WHAT THE TASK ASKS:
The records below need retyping in full; give them again exactly.

PROVIDED RECORDS:
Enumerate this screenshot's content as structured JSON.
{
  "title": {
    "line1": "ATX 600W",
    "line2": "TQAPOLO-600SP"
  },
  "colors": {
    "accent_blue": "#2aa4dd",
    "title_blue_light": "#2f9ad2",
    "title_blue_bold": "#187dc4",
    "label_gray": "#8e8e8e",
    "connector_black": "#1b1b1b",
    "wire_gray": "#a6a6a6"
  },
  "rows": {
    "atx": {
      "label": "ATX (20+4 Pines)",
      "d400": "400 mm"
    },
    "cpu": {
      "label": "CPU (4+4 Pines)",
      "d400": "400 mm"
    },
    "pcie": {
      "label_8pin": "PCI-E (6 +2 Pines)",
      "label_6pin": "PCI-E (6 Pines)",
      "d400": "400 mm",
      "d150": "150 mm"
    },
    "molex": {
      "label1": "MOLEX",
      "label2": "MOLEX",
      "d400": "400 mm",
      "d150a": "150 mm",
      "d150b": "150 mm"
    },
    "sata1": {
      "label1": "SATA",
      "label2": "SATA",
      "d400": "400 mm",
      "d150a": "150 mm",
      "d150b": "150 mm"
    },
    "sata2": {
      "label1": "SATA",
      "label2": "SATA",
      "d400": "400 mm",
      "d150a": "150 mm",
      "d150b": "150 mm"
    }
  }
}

SOLUTION FOR THIS TASK:
Enumerate this screenshot's content as structured JSON.
{
  "title": {
    "line1": "ATX 600W",
    "line2": "TQAPOLO-600SP"
  },
  "colors": {
    "accent_blue": "#2aa4dd",
    "title_blue_light": "#2f9ad2",
    "title_blue_bold": "#187dc4",
    "label_gray": "#8e8e8e",
    "connector_black": "#1b1b1b",
    "wire_gray": "#a6a6a6"
  },
  "rows": {
    "atx": {
      "label": "ATX (20+4 Pines)",
      "d400": "400 mm"
    },
    "cpu": {
      "label": "CPU (4+4 Pines)",
      "d400": "400 mm"
    },
    "pcie": {
      "label_8pin": "PCI-E (6 +2 Pines)",
      "label_6pin": "PCI-E (6 Pines)",
      "d400": "400 mm",
      "d150": "150 mm"
    },
    "molex": {
      "label1": "MOLEX",
      "label2": "MOLEX",
      "d400": "400 mm",
      "d150a": "150 mm",
      "d150b": "150 mm"
    },
    "sata1": {
      "label1": "SATA",
      "label2": "SATA",
      "d400": "400 mm",
      "d150a": "150 mm",
      "d150b": "150 mm"
    },
    "sata2": {
      "label1": "SATA",
      "label2": "SATA",
      "d400": "400 mm",
      "d150a": "150 mm",
      "d150b": "150 mm"
    }
  }
}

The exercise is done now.